### Goal
State how many lines hold the word "Barriers", with no other words.
* START Information provided *
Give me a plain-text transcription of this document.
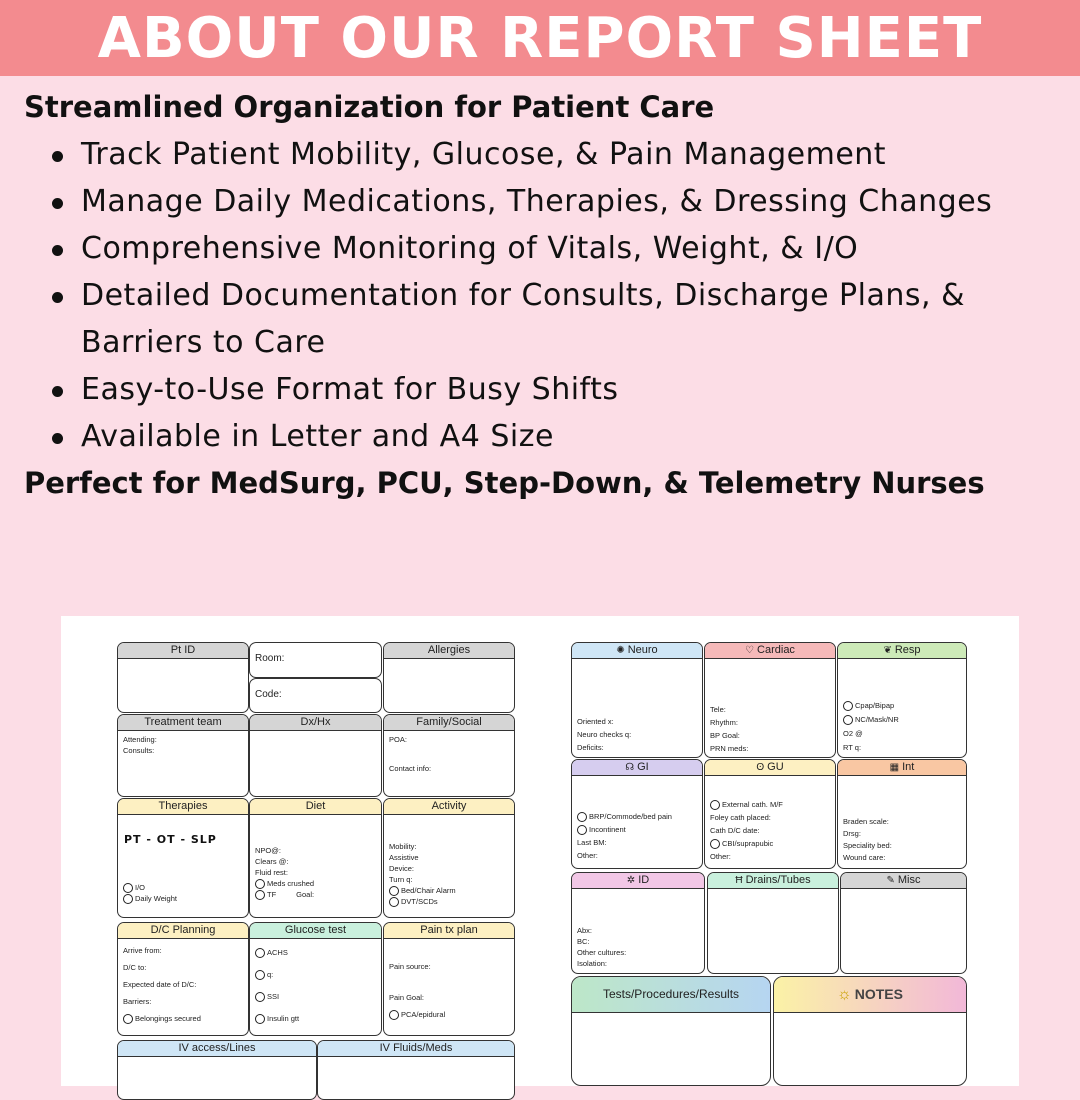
ABOUT OUR REPORT SHEET

Streamlined Organization for Patient Care

Track Patient Mobility, Glucose, & Pain Management
Manage Daily Medications, Therapies, & Dressing Changes
Comprehensive Monitoring of Vitals, Weight, & I/O
Detailed Documentation for Consults, Discharge Plans, & Barriers to Care
Easy-to-Use Format for Busy Shifts
Available in Letter and A4 Size

Perfect for MedSurg, PCU, Step-Down, & Telemetry Nurses

Pt ID
Room:
Code:
Allergies
Treatment team
Attending:
Consults:
Dx/Hx	Family/Social
POA:
Contact info:
Therapies
PT - OT - SLP
I/O
Daily Weight
Diet
NPO@:
Clears @:
Fluid rest:
Meds crushed
TF	Goal:
Activity
Mobility:
Assistive
Device:
Turn q:
Bed/Chair Alarm
DVT/SCDs
D/C Planning
Arrive from:
D/C to:
Expected date of D/C:
Barriers:
Belongings secured
Glucose test
ACHS
q:
SSI
Insulin gtt
Pain tx plan
Pain source:
Pain Goal:
PCA/epidural
IV access/Lines	IV Fluids/Meds
✺ Neuro
Oriented x:
Neuro checks q:
Deficits:
♡ Cardiac
Tele:
Rhythm:
BP Goal:
PRN meds:
❦ Resp
Cpap/Bipap
NC/Mask/NR
O2 @
RT q:
☊ GI
BRP/Commode/bed pain
Incontinent
Last BM:
Other:
ʘ GU
External cath. M/F
Foley cath placed:
Cath D/C date:
CBI/suprapubic
Other:
▦ Int
Braden scale:
Drsg:
Speciality bed:
Wound care:
✲ ID
Abx:
BC:
Other cultures:
Isolation:
Ħ Drains/Tubes	✎ Misc
Tests/Procedures/Results	☼ NOTES
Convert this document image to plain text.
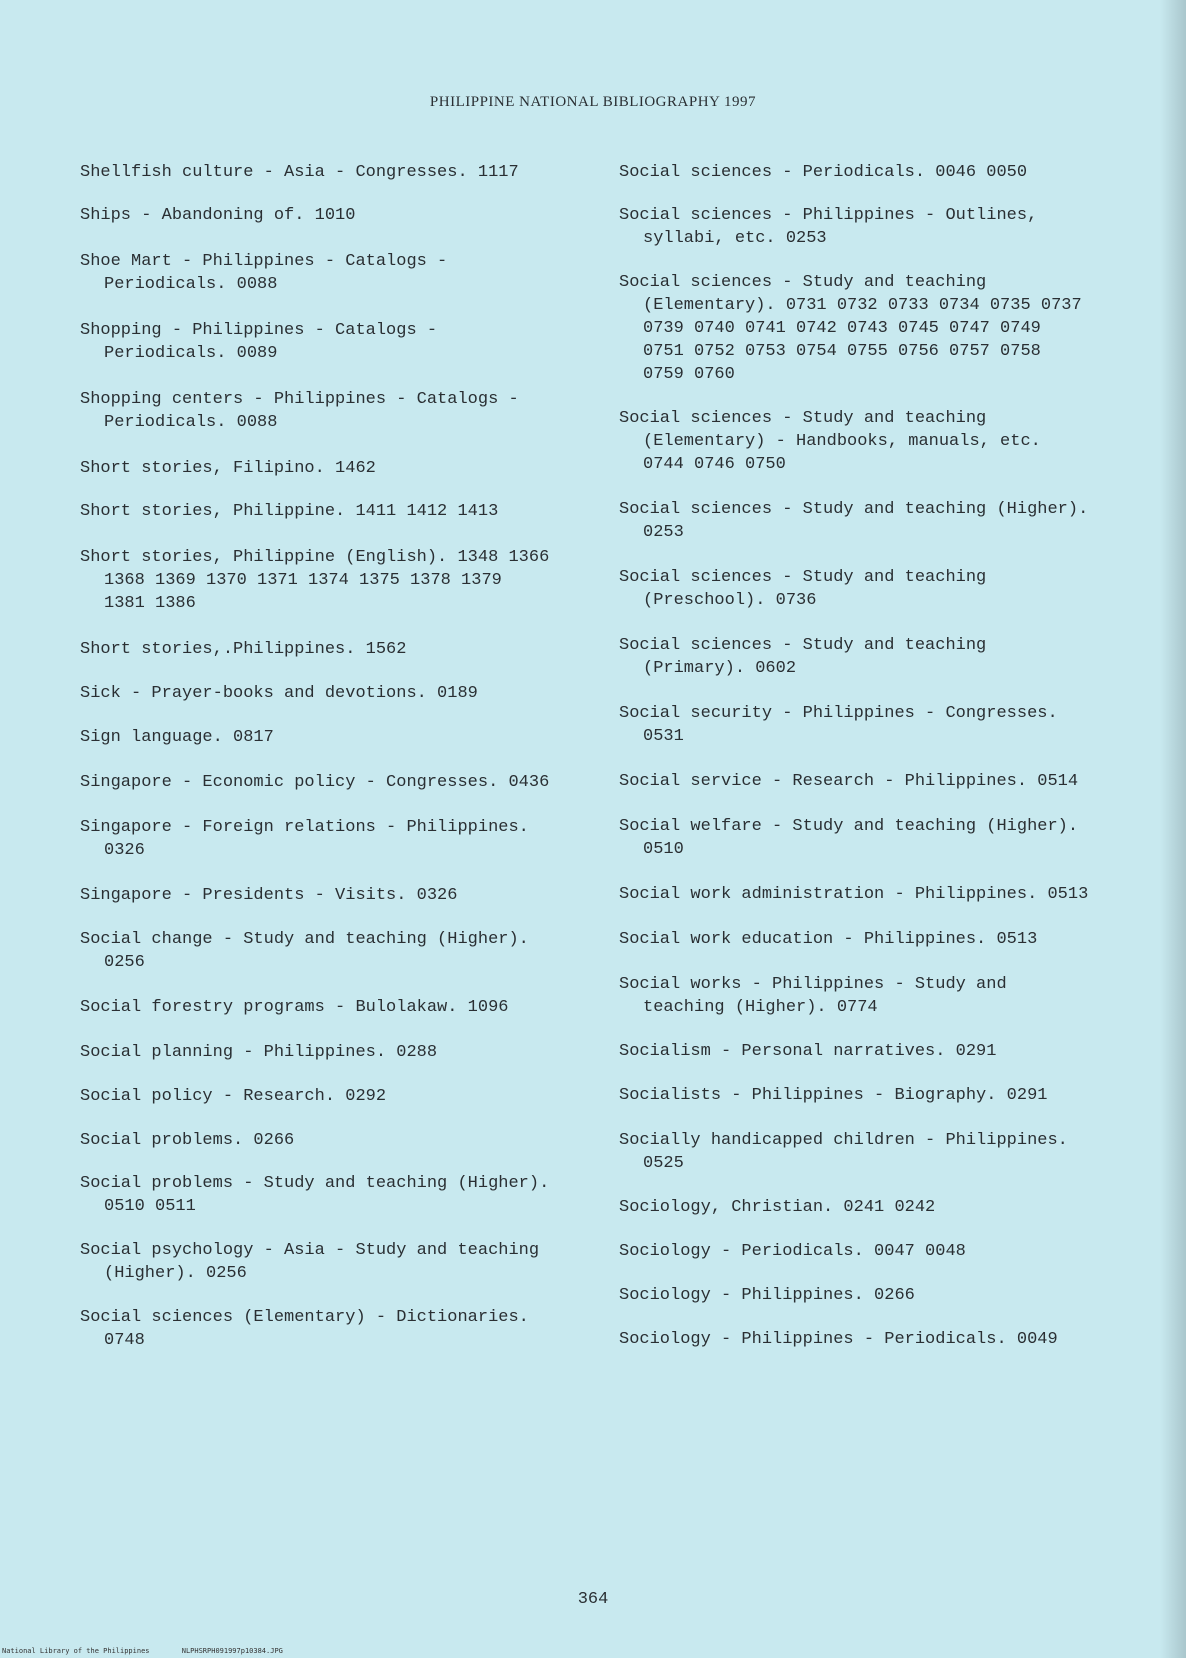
PHILIPPINE NATIONAL BIBLIOGRAPHY 1997
Shellfish culture - Asia - Congresses. 1117
Ships - Abandoning of. 1010
Shoe Mart - Philippines - Catalogs - Periodicals. 0088
Shopping - Philippines - Catalogs - Periodicals. 0089
Shopping centers - Philippines - Catalogs - Periodicals. 0088
Short stories, Filipino. 1462
Short stories, Philippine. 1411 1412 1413
Short stories, Philippine (English). 1348 1366 1368 1369 1370 1371 1374 1375 1378 1379 1381 1386
Short stories,.Philippines. 1562
Sick - Prayer-books and devotions. 0189
Sign language. 0817
Singapore - Economic policy - Congresses. 0436
Singapore - Foreign relations - Philippines. 0326
Singapore - Presidents - Visits. 0326
Social change - Study and teaching (Higher). 0256
Social forestry programs - Bulolakaw. 1096
Social planning - Philippines. 0288
Social policy - Research. 0292
Social problems. 0266
Social problems - Study and teaching (Higher). 0510 0511
Social psychology - Asia - Study and teaching (Higher). 0256
Social sciences (Elementary) - Dictionaries. 0748
Social sciences - Periodicals. 0046 0050
Social sciences - Philippines - Outlines, syllabi, etc. 0253
Social sciences - Study and teaching (Elementary). 0731 0732 0733 0734 0735 0737 0739 0740 0741 0742 0743 0745 0747 0749 0751 0752 0753 0754 0755 0756 0757 0758 0759 0760
Social sciences - Study and teaching (Elementary) - Handbooks, manuals, etc. 0744 0746 0750
Social sciences - Study and teaching (Higher). 0253
Social sciences - Study and teaching (Preschool). 0736
Social sciences - Study and teaching (Primary). 0602
Social security - Philippines - Congresses. 0531
Social service - Research - Philippines. 0514
Social welfare - Study and teaching (Higher). 0510
Social work administration - Philippines. 0513
Social work education - Philippines. 0513
Social works - Philippines - Study and teaching (Higher). 0774
Socialism - Personal narratives. 0291
Socialists - Philippines - Biography. 0291
Socially handicapped children - Philippines. 0525
Sociology, Christian. 0241 0242
Sociology - Periodicals. 0047 0048
Sociology - Philippines. 0266
Sociology - Philippines - Periodicals. 0049
364
National Library of the Philippines	NLPHSRPH091997p10384.JPG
* END Information provided *
### Answer to the problem
2